- _Data to process_:
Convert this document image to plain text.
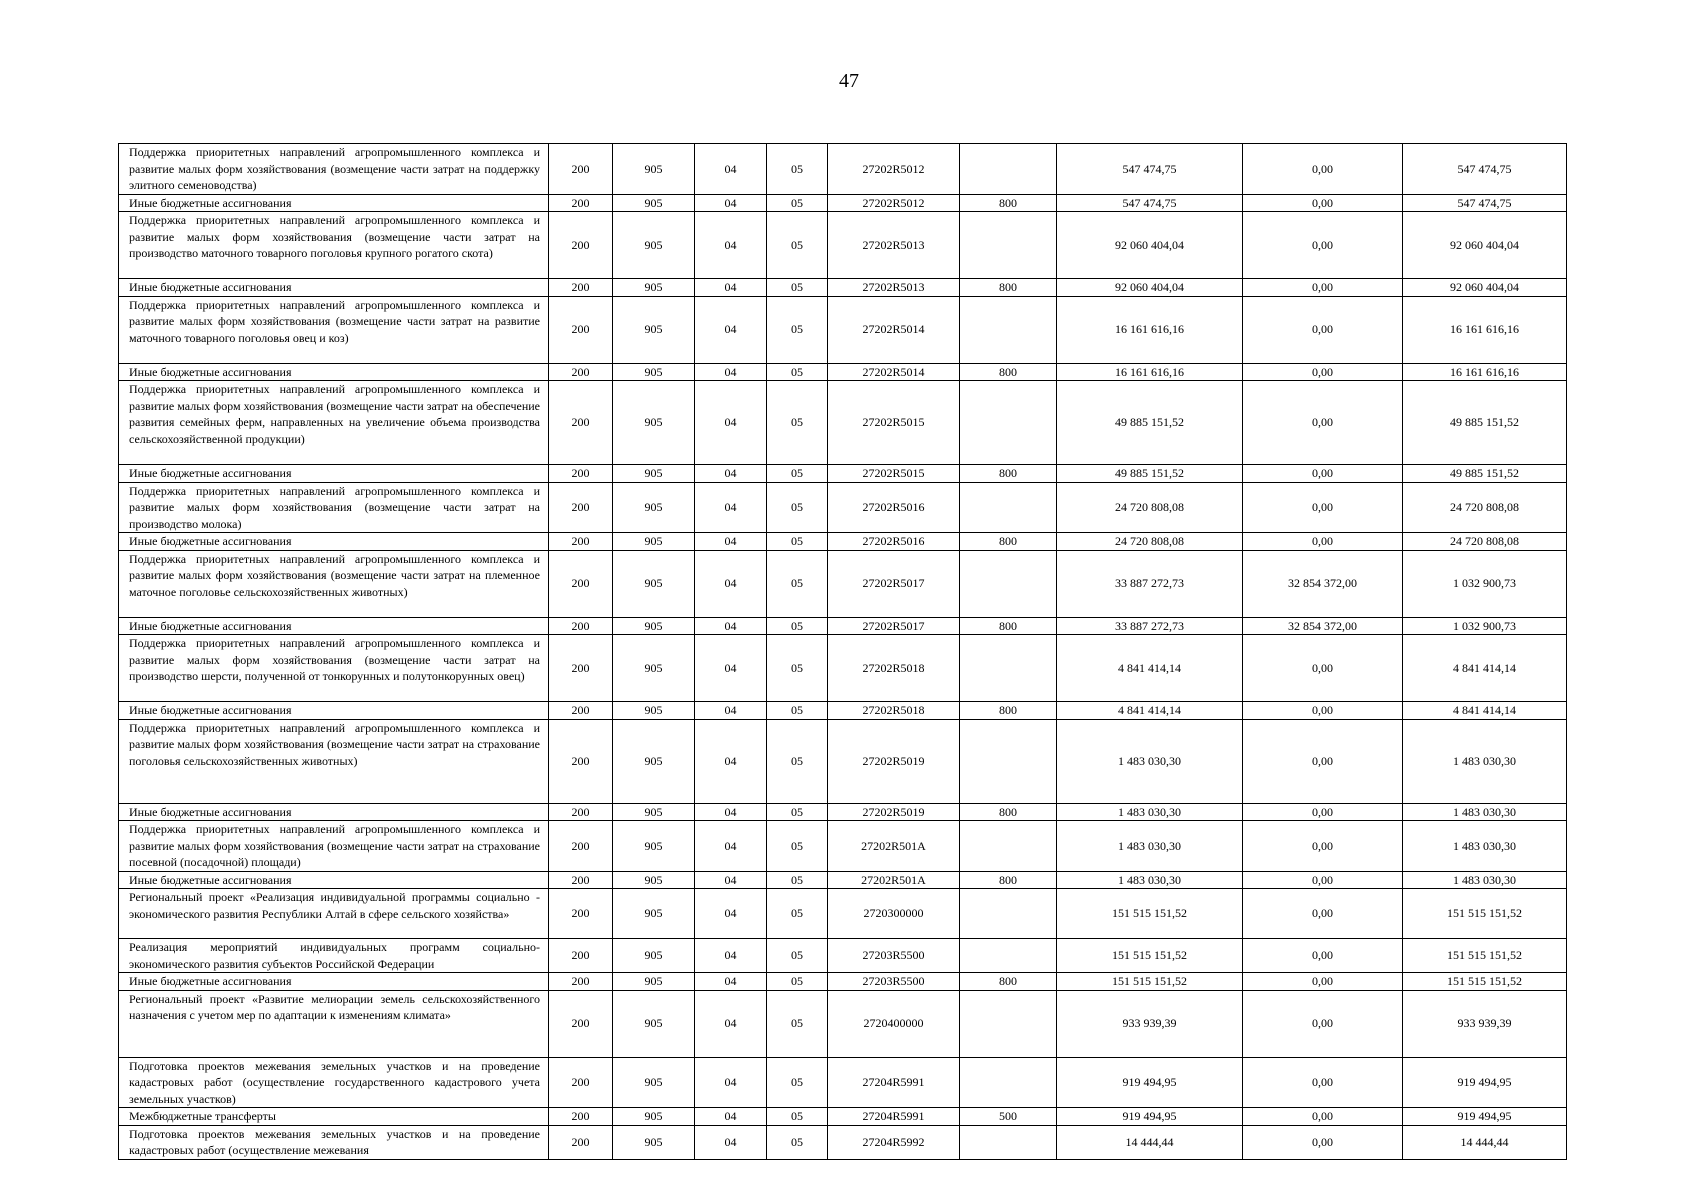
47
Поддержка приоритетных направлений агропромышленного комплекса и развитие малых форм хозяйствования (возмещение части затрат на поддержку элитного семеноводства)	200	905	04	05	27202R5012		547 474,75	0,00	547 474,75
Иные бюджетные ассигнования	200	905	04	05	27202R5012	800	547 474,75	0,00	547 474,75
Поддержка приоритетных направлений агропромышленного комплекса и развитие малых форм хозяйствования (возмещение части затрат на производство маточного товарного поголовья крупного рогатого скота)	200	905	04	05	27202R5013		92 060 404,04	0,00	92 060 404,04
Иные бюджетные ассигнования	200	905	04	05	27202R5013	800	92 060 404,04	0,00	92 060 404,04
Поддержка приоритетных направлений агропромышленного комплекса и развитие малых форм хозяйствования (возмещение части затрат на развитие маточного товарного поголовья овец и коз)	200	905	04	05	27202R5014		16 161 616,16	0,00	16 161 616,16
Иные бюджетные ассигнования	200	905	04	05	27202R5014	800	16 161 616,16	0,00	16 161 616,16
Поддержка приоритетных направлений агропромышленного комплекса и развитие малых форм хозяйствования (возмещение части затрат на обеспечение развития семейных ферм, направленных на увеличение объема производства сельскохозяйственной продукции)	200	905	04	05	27202R5015		49 885 151,52	0,00	49 885 151,52
Иные бюджетные ассигнования	200	905	04	05	27202R5015	800	49 885 151,52	0,00	49 885 151,52
Поддержка приоритетных направлений агропромышленного комплекса и развитие малых форм хозяйствования (возмещение части затрат на производство молока)	200	905	04	05	27202R5016		24 720 808,08	0,00	24 720 808,08
Иные бюджетные ассигнования	200	905	04	05	27202R5016	800	24 720 808,08	0,00	24 720 808,08
Поддержка приоритетных направлений агропромышленного комплекса и развитие малых форм хозяйствования (возмещение части затрат на племенное маточное поголовье сельскохозяйственных животных)	200	905	04	05	27202R5017		33 887 272,73	32 854 372,00	1 032 900,73
Иные бюджетные ассигнования	200	905	04	05	27202R5017	800	33 887 272,73	32 854 372,00	1 032 900,73
Поддержка приоритетных направлений агропромышленного комплекса и развитие малых форм хозяйствования (возмещение части затрат на производство шерсти, полученной от тонкорунных и полутонкорунных овец)	200	905	04	05	27202R5018		4 841 414,14	0,00	4 841 414,14
Иные бюджетные ассигнования	200	905	04	05	27202R5018	800	4 841 414,14	0,00	4 841 414,14
Поддержка приоритетных направлений агропромышленного комплекса и развитие малых форм хозяйствования (возмещение части затрат на страхование поголовья сельскохозяйственных животных)	200	905	04	05	27202R5019		1 483 030,30	0,00	1 483 030,30
Иные бюджетные ассигнования	200	905	04	05	27202R5019	800	1 483 030,30	0,00	1 483 030,30
Поддержка приоритетных направлений агропромышленного комплекса и развитие малых форм хозяйствования (возмещение части затрат на страхование посевной (посадочной) площади)	200	905	04	05	27202R501A		1 483 030,30	0,00	1 483 030,30
Иные бюджетные ассигнования	200	905	04	05	27202R501A	800	1 483 030,30	0,00	1 483 030,30
Региональный проект «Реализация индивидуальной программы социально - экономического развития Республики Алтай в сфере сельского хозяйства»	200	905	04	05	2720300000		151 515 151,52	0,00	151 515 151,52
Реализация мероприятий индивидуальных программ социально-экономического развития субъектов Российской Федерации	200	905	04	05	27203R5500		151 515 151,52	0,00	151 515 151,52
Иные бюджетные ассигнования	200	905	04	05	27203R5500	800	151 515 151,52	0,00	151 515 151,52
Региональный проект «Развитие мелиорации земель сельскохозяйственного назначения с учетом мер по адаптации к изменениям климата»	200	905	04	05	2720400000		933 939,39	0,00	933 939,39
Подготовка проектов межевания земельных участков и на проведение кадастровых работ (осуществление государственного кадастрового учета земельных участков)	200	905	04	05	27204R5991		919 494,95	0,00	919 494,95
Межбюджетные трансферты	200	905	04	05	27204R5991	500	919 494,95	0,00	919 494,95
Подготовка проектов межевания земельных участков и на проведение кадастровых работ (осуществление межевания	200	905	04	05	27204R5992		14 444,44	0,00	14 444,44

- _Written problem_: Quote every line word for word and keep the images out of the copy.

- _Solution to the exercise_:
Convert this document image to plain text.
47
Поддержка приоритетных направлений агропромышленного комплекса и развитие малых форм хозяйствования (возмещение части затрат на поддержку элитного семеноводства)	200	905	04	05	27202R5012		547 474,75	0,00	547 474,75
Иные бюджетные ассигнования	200	905	04	05	27202R5012	800	547 474,75	0,00	547 474,75
Поддержка приоритетных направлений агропромышленного комплекса и развитие малых форм хозяйствования (возмещение части затрат на производство маточного товарного поголовья крупного рогатого скота)	200	905	04	05	27202R5013		92 060 404,04	0,00	92 060 404,04
Иные бюджетные ассигнования	200	905	04	05	27202R5013	800	92 060 404,04	0,00	92 060 404,04
Поддержка приоритетных направлений агропромышленного комплекса и развитие малых форм хозяйствования (возмещение части затрат на развитие маточного товарного поголовья овец и коз)	200	905	04	05	27202R5014		16 161 616,16	0,00	16 161 616,16
Иные бюджетные ассигнования	200	905	04	05	27202R5014	800	16 161 616,16	0,00	16 161 616,16
Поддержка приоритетных направлений агропромышленного комплекса и развитие малых форм хозяйствования (возмещение части затрат на обеспечение развития семейных ферм, направленных на увеличение объема производства сельскохозяйственной продукции)	200	905	04	05	27202R5015		49 885 151,52	0,00	49 885 151,52
Иные бюджетные ассигнования	200	905	04	05	27202R5015	800	49 885 151,52	0,00	49 885 151,52
Поддержка приоритетных направлений агропромышленного комплекса и развитие малых форм хозяйствования (возмещение части затрат на производство молока)	200	905	04	05	27202R5016		24 720 808,08	0,00	24 720 808,08
Иные бюджетные ассигнования	200	905	04	05	27202R5016	800	24 720 808,08	0,00	24 720 808,08
Поддержка приоритетных направлений агропромышленного комплекса и развитие малых форм хозяйствования (возмещение части затрат на племенное маточное поголовье сельскохозяйственных животных)	200	905	04	05	27202R5017		33 887 272,73	32 854 372,00	1 032 900,73
Иные бюджетные ассигнования	200	905	04	05	27202R5017	800	33 887 272,73	32 854 372,00	1 032 900,73
Поддержка приоритетных направлений агропромышленного комплекса и развитие малых форм хозяйствования (возмещение части затрат на производство шерсти, полученной от тонкорунных и полутонкорунных овец)	200	905	04	05	27202R5018		4 841 414,14	0,00	4 841 414,14
Иные бюджетные ассигнования	200	905	04	05	27202R5018	800	4 841 414,14	0,00	4 841 414,14
Поддержка приоритетных направлений агропромышленного комплекса и развитие малых форм хозяйствования (возмещение части затрат на страхование поголовья сельскохозяйственных животных)	200	905	04	05	27202R5019		1 483 030,30	0,00	1 483 030,30
Иные бюджетные ассигнования	200	905	04	05	27202R5019	800	1 483 030,30	0,00	1 483 030,30
Поддержка приоритетных направлений агропромышленного комплекса и развитие малых форм хозяйствования (возмещение части затрат на страхование посевной (посадочной) площади)	200	905	04	05	27202R501A		1 483 030,30	0,00	1 483 030,30
Иные бюджетные ассигнования	200	905	04	05	27202R501A	800	1 483 030,30	0,00	1 483 030,30
Региональный проект «Реализация индивидуальной программы социально - экономического развития Республики Алтай в сфере сельского хозяйства»	200	905	04	05	2720300000		151 515 151,52	0,00	151 515 151,52
Реализация мероприятий индивидуальных программ социально-экономического развития субъектов Российской Федерации	200	905	04	05	27203R5500		151 515 151,52	0,00	151 515 151,52
Иные бюджетные ассигнования	200	905	04	05	27203R5500	800	151 515 151,52	0,00	151 515 151,52
Региональный проект «Развитие мелиорации земель сельскохозяйственного назначения с учетом мер по адаптации к изменениям климата»	200	905	04	05	2720400000		933 939,39	0,00	933 939,39
Подготовка проектов межевания земельных участков и на проведение кадастровых работ (осуществление государственного кадастрового учета земельных участков)	200	905	04	05	27204R5991		919 494,95	0,00	919 494,95
Межбюджетные трансферты	200	905	04	05	27204R5991	500	919 494,95	0,00	919 494,95
Подготовка проектов межевания земельных участков и на проведение кадастровых работ (осуществление межевания	200	905	04	05	27204R5992		14 444,44	0,00	14 444,44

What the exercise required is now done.